INSTRUCTIONS:
a. According to the financial statement notes, what is the name of the company's wholly-owned subsidiary?
b. Rewrite the financial statement notes from "For financial reporting purposes, the" to "tax free loans.", changing "operating expense" to "noninterest expense" wherever it appears.

EXTRACT PROVIDED:
>> Start
NOTES TO CONDENSED CONSOLIDATED FINANCIAL STATEMENTS (UNAUDITED)

September 30, 2009

Note 1: Summary of Significant Accounting Policies

Basis of Presentation

The unaudited financial statements of Orrstown Financial Services, Inc. (the Company) and its subsidiary are presented at and for the three and nine months ended September 30, 2009 and 2008 and have been prepared in accordance with accounting principles generally accepted in the United States for interim financial information and instructions to Form 10-Q. Accordingly, they do not include all of the information and footnotes required by accounting principles generally accepted in the United States for complete financial statements. However, unaudited information reflects all adjustments (consisting solely of normal recurring adjustments) that are, in the opinion of management, necessary for a fair presentation of the financial position, results of operations and cash flows for the interim period. Information presented at December 31, 2008 is condensed from audited year-end financial statements. For further information, refer to the audited consolidated financial statements and footnotes thereto, included in the annual report on Form 10-K for the year ended December 31, 2008.

Operating

Orrstown Financial Services, Inc. is a financial holding company including its wholly-owned subsidiary, Orrstown Bank. All significant intercompany transactions and accounts have been eliminated. Operating results for the three and nine months ended September 30, 2009 are not necessarily indicative of the results that may be expected for the year ending December 31, 2009.

Cash Flows

For purposes of the Statements of Cash Flows, cash and cash equivalents include Cash and due from banks and Federal funds sold. As permitted by Statement of Financial Accounting Standards No. 104, the Company has elected to present the net increase or decrease in deposits with banks, loans and deposits in the Statement of Cash Flows.

Federal Income Taxes

For financial reporting purposes, the provision for loan losses charged to operating expense is based on management’s judgment, whereas for federal income tax purposes the amount allowable under present tax law is deducted. Additionally, deferred compensation is charged to operating expense in the period the liability is incurred for financial reporting purposes, whereas for federal income tax purposes these expenses are deducted when paid. As a result of the aforementioned timing differences plus the timing differences associated with depreciation expense, deferred income taxes are provided in the financial statements. Income tax expense is less than the amount calculated using the statutory tax rate primarily as a result of tax exempt income earned from state and political subdivision obligations and tax free loans.
>> End
DATASET ENTRIES:
>> Start
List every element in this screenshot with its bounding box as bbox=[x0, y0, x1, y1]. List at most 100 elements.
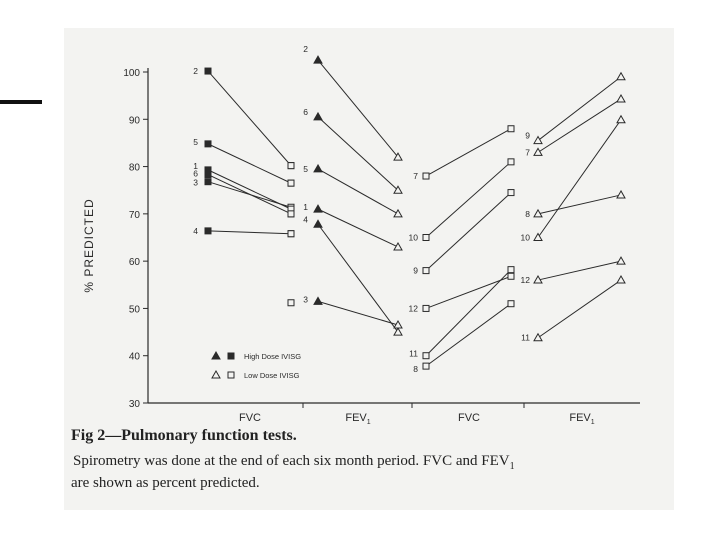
patient-label: 6 bbox=[303, 107, 308, 117]
slide-accent-bar bbox=[0, 100, 42, 104]
y-tick-label: 90 bbox=[129, 115, 141, 126]
pulmonary-function-chart: 30 40 50 60 70 80 90 100 % PREDICTED FVC FEV1 FVC FE… bbox=[82, 44, 640, 426]
data-point bbox=[422, 234, 430, 241]
series-line bbox=[425, 303, 512, 367]
data-point bbox=[393, 152, 403, 161]
data-point bbox=[422, 352, 430, 360]
patient-label: 5 bbox=[193, 137, 198, 147]
series-line bbox=[317, 168, 399, 215]
data-point bbox=[616, 256, 626, 265]
data-point bbox=[287, 162, 295, 170]
legend-square bbox=[227, 371, 235, 379]
patient-label: 10 bbox=[521, 233, 531, 243]
data-point bbox=[507, 266, 515, 274]
series-line bbox=[207, 143, 292, 184]
data-point bbox=[287, 230, 295, 238]
y-tick-label: 40 bbox=[129, 352, 141, 363]
y-tick-label: 100 bbox=[123, 68, 140, 79]
patient-label: 9 bbox=[413, 266, 418, 276]
patient-label: 8 bbox=[413, 364, 418, 374]
patient-label: 12 bbox=[521, 275, 531, 285]
data-point bbox=[313, 163, 323, 173]
series-line bbox=[207, 230, 292, 235]
series-line bbox=[425, 128, 512, 177]
data-point bbox=[204, 171, 212, 179]
series-line bbox=[537, 194, 622, 215]
patient-label: 4 bbox=[193, 226, 198, 236]
series-line bbox=[537, 76, 622, 141]
data-point bbox=[313, 204, 323, 213]
caption-line-2: are shown as percent predicted. bbox=[71, 475, 260, 491]
data-point bbox=[393, 185, 403, 194]
series-line bbox=[317, 223, 399, 333]
x-category-label: FEV1 bbox=[345, 412, 370, 426]
patient-label: 10 bbox=[409, 233, 419, 243]
patient-label: 2 bbox=[303, 44, 308, 54]
y-tick-label: 60 bbox=[129, 257, 141, 268]
data-point bbox=[507, 189, 515, 197]
data-point bbox=[507, 300, 515, 308]
x-category-label: FEV1 bbox=[569, 412, 594, 426]
patient-label: 7 bbox=[525, 147, 530, 157]
series-line bbox=[317, 59, 399, 158]
patient-label: 1 bbox=[193, 161, 198, 171]
data-point bbox=[507, 125, 515, 133]
figure-scan bbox=[64, 28, 674, 510]
data-point bbox=[422, 267, 430, 275]
series-line bbox=[425, 192, 512, 271]
legend-square bbox=[227, 352, 235, 360]
data-point bbox=[393, 241, 403, 251]
patient-label: 3 bbox=[193, 178, 198, 188]
series-line bbox=[537, 260, 622, 281]
data-point bbox=[507, 272, 515, 280]
patient-label: 6 bbox=[193, 169, 198, 179]
series-line bbox=[317, 116, 399, 191]
x-category-label: FVC bbox=[239, 412, 261, 424]
series-line bbox=[317, 300, 399, 326]
legend-triangle bbox=[211, 369, 221, 379]
patient-label: 4 bbox=[303, 214, 308, 224]
figure-title: Fig 2—Pulmonary function tests. bbox=[71, 427, 297, 444]
series-line bbox=[425, 275, 512, 309]
data-point bbox=[393, 319, 403, 329]
patient-label: 3 bbox=[303, 294, 308, 304]
series-line bbox=[207, 181, 292, 208]
data-point bbox=[533, 275, 543, 284]
patient-label: 2 bbox=[193, 66, 198, 76]
figure-description: Spirometry was done at the end of each s… bbox=[71, 453, 671, 492]
data-point bbox=[533, 147, 543, 156]
y-tick-label: 70 bbox=[129, 210, 141, 221]
data-point bbox=[204, 67, 212, 75]
data-point bbox=[204, 227, 212, 235]
data-point bbox=[616, 93, 626, 103]
patient-label: 1 bbox=[303, 202, 308, 212]
data-point bbox=[616, 114, 626, 124]
series-line bbox=[207, 70, 292, 166]
data-point bbox=[287, 179, 295, 187]
data-point bbox=[422, 304, 430, 312]
data-point bbox=[616, 189, 626, 199]
data-point bbox=[204, 140, 212, 148]
data-point bbox=[313, 296, 323, 305]
y-tick-label: 80 bbox=[129, 163, 141, 174]
data-point bbox=[287, 299, 295, 307]
data-point bbox=[287, 210, 295, 218]
data-point bbox=[616, 275, 626, 284]
data-point bbox=[533, 135, 543, 145]
patient-label: 5 bbox=[303, 164, 308, 174]
caption-line-1: Spirometry was done at the end of each s… bbox=[73, 453, 510, 469]
figure-caption: Fig 2—Pulmonary function tests. Spiromet… bbox=[71, 427, 671, 492]
data-point bbox=[422, 172, 430, 180]
patient-label: 8 bbox=[525, 209, 530, 219]
legend-triangle bbox=[211, 350, 221, 360]
y-tick-label: 30 bbox=[129, 399, 141, 410]
legend-label: High Dose IVISG bbox=[244, 352, 301, 361]
data-point bbox=[313, 55, 323, 64]
y-tick-label: 50 bbox=[129, 304, 141, 315]
data-point bbox=[204, 178, 212, 186]
series-line bbox=[425, 161, 512, 238]
caption-subscript: 1 bbox=[509, 461, 515, 472]
data-point bbox=[313, 111, 323, 121]
series-line bbox=[425, 269, 512, 357]
x-category-label: FVC bbox=[458, 412, 480, 424]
>> End
ANSWERS BY TASK:
a. Orrstown Bank

b.
For financial reporting purposes, the provision for loan losses charged to noninterest expense is based on management’s judgment, whereas for federal income tax purposes the amount allowable under present tax law is deducted. Additionally, deferred compensation is charged to noninterest expense in the period the liability is incurred for financial reporting purposes, whereas for federal income tax purposes these expenses are deducted when paid. As a result of the aforementioned timing differences plus the timing differences associated with depreciation expense, deferred income taxes are provided in the financial statements. Income tax expense is less than the amount calculated using the statutory tax rate primarily as a result of tax exempt income earned from state and political subdivision obligations and tax free loans.